** SUPPLIED MATERIAL **
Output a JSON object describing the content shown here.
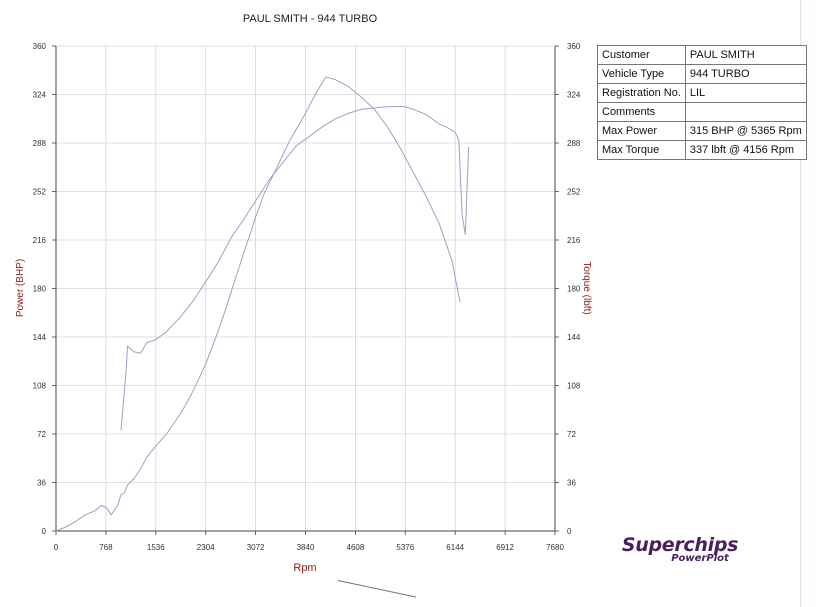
{
  "chart_data": {
    "type": "line",
    "title": "PAUL SMITH - 944 TURBO",
    "xlabel": "Rpm",
    "ylabel_left": "Power (BHP)",
    "ylabel_right": "Torque (lbft)",
    "xlim": [
      0,
      7680
    ],
    "ylim": [
      0,
      360
    ],
    "x_ticks": [
      "0",
      "768",
      "1536",
      "2304",
      "3072",
      "3840",
      "4608",
      "5376",
      "6144",
      "6912",
      "7680"
    ],
    "y_ticks": [
      "0",
      "36",
      "72",
      "108",
      "144",
      "180",
      "216",
      "252",
      "288",
      "324",
      "360"
    ],
    "grid": true,
    "colors": {
      "torque": "#9aa2c6",
      "power": "#9aa2c6",
      "grid": "#d6d6d6",
      "axis": "#444444"
    },
    "series": [
      {
        "name": "Torque",
        "x": [
          0,
          150,
          300,
          450,
          600,
          700,
          780,
          850,
          950,
          1000,
          1050,
          1100,
          1200,
          1300,
          1400,
          1536,
          1700,
          1800,
          1900,
          2000,
          2100,
          2200,
          2304,
          2400,
          2500,
          2600,
          2700,
          2800,
          2900,
          3000,
          3072,
          3200,
          3400,
          3600,
          3840,
          4000,
          4100,
          4156,
          4300,
          4500,
          4700,
          4900,
          5100,
          5300,
          5500,
          5700,
          5900,
          6000,
          6100,
          6144,
          6200,
          6220
        ],
        "values": [
          0,
          3,
          7,
          12,
          15,
          19,
          17,
          12,
          19,
          27,
          28,
          34,
          39,
          46,
          55,
          63,
          72,
          79,
          86,
          94,
          103,
          113,
          124,
          136,
          149,
          163,
          178,
          193,
          208,
          222,
          233,
          250,
          270,
          290,
          310,
          325,
          333,
          337,
          335,
          330,
          322,
          313,
          300,
          284,
          266,
          248,
          228,
          214,
          200,
          188,
          175,
          170
        ]
      },
      {
        "name": "Power",
        "x": [
          1000,
          1080,
          1100,
          1200,
          1300,
          1400,
          1536,
          1700,
          1900,
          2100,
          2304,
          2500,
          2700,
          2900,
          3072,
          3300,
          3500,
          3700,
          3900,
          4100,
          4300,
          4500,
          4700,
          4900,
          5100,
          5365,
          5500,
          5700,
          5900,
          6000,
          6144,
          6200,
          6250,
          6300,
          6350
        ],
        "values": [
          75,
          120,
          137,
          133,
          132,
          140,
          142,
          148,
          158,
          170,
          185,
          200,
          218,
          232,
          245,
          262,
          274,
          286,
          293,
          300,
          306,
          310,
          313,
          314,
          315,
          315,
          313,
          309,
          302,
          300,
          296,
          290,
          235,
          220,
          285
        ]
      }
    ]
  },
  "info": [
    {
      "label": "Customer",
      "value": "PAUL SMITH"
    },
    {
      "label": "Vehicle Type",
      "value": "944 TURBO"
    },
    {
      "label": "Registration No.",
      "value": "LIL"
    },
    {
      "label": "Comments",
      "value": ""
    },
    {
      "label": "Max Power",
      "value": "315 BHP @ 5365 Rpm"
    },
    {
      "label": "Max Torque",
      "value": "337 lbft @ 4156 Rpm"
    }
  ],
  "logo": {
    "main": "Superchips",
    "sub": "PowerPlot"
  }
}
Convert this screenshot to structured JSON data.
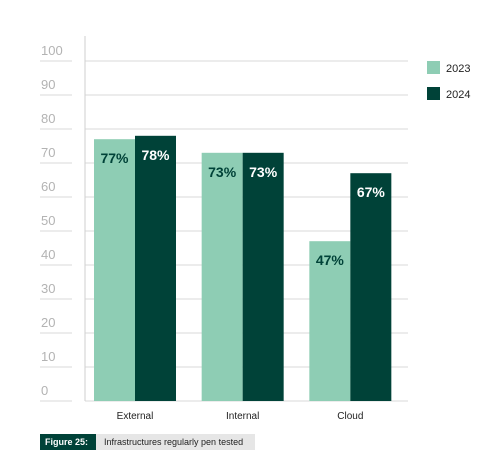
{
  "chart_data": {
    "type": "bar",
    "categories": [
      "External",
      "Internal",
      "Cloud"
    ],
    "series": [
      {
        "name": "2023",
        "values": [
          77,
          73,
          47
        ],
        "labels": [
          "77%",
          "73%",
          "47%"
        ],
        "color": "#8ecdb4",
        "label_color": "#004238"
      },
      {
        "name": "2024",
        "values": [
          78,
          73,
          67
        ],
        "labels": [
          "78%",
          "73%",
          "67%"
        ],
        "color": "#004238",
        "label_color": "#ffffff"
      }
    ],
    "yticks": [
      "0",
      "10",
      "20",
      "30",
      "40",
      "50",
      "60",
      "70",
      "80",
      "90",
      "100"
    ],
    "ylim": [
      0,
      100
    ],
    "grid": true,
    "legend_position": "top-right"
  },
  "caption": {
    "tag": "Figure 25:",
    "text": "Infrastructures regularly pen tested"
  },
  "colors": {
    "dark_green": "#004238",
    "light_green": "#8ecdb4",
    "grid": "#d9d9d9",
    "tick_text": "#b3b3b3"
  }
}
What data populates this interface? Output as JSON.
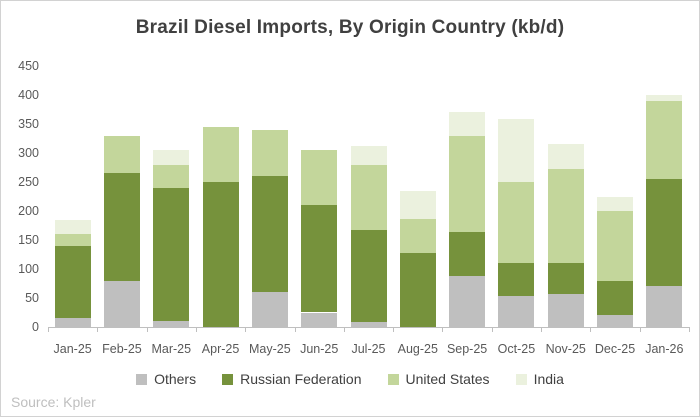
{
  "chart_data": {
    "type": "bar",
    "stacked": true,
    "title": "Brazil Diesel Imports, By Origin Country (kb/d)",
    "categories": [
      "Jan-25",
      "Feb-25",
      "Mar-25",
      "Apr-25",
      "May-25",
      "Jun-25",
      "Jul-25",
      "Aug-25",
      "Sep-25",
      "Oct-25",
      "Nov-25",
      "Dec-25",
      "Jan-26"
    ],
    "series": [
      {
        "name": "Others",
        "color": "#bfbfbf",
        "values": [
          15,
          80,
          10,
          0,
          60,
          25,
          8,
          0,
          88,
          53,
          57,
          20,
          70
        ]
      },
      {
        "name": "Russian Federation",
        "color": "#76923c",
        "values": [
          125,
          185,
          230,
          250,
          200,
          185,
          160,
          128,
          75,
          57,
          53,
          60,
          185
        ]
      },
      {
        "name": "United States",
        "color": "#c3d69b",
        "values": [
          20,
          65,
          40,
          95,
          80,
          95,
          112,
          59,
          167,
          140,
          162,
          120,
          135
        ]
      },
      {
        "name": "India",
        "color": "#ebf1de",
        "values": [
          25,
          0,
          25,
          0,
          0,
          0,
          32,
          48,
          40,
          108,
          43,
          25,
          10
        ]
      }
    ],
    "totals": [
      185,
      330,
      305,
      345,
      340,
      305,
      312,
      235,
      370,
      358,
      315,
      225,
      400
    ],
    "ylim": [
      0,
      450
    ],
    "ytick_step": 50,
    "grid": false,
    "legend_position": "bottom",
    "source": "Source: Kpler"
  }
}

** GIVEN PROBLEM **
Take every line from the data that contains the word "lbft".

** TASK OUTPUT **
    "ylabel_right": "Torque (lbft)",
      "value": "337 lbft @ 4156 Rpm"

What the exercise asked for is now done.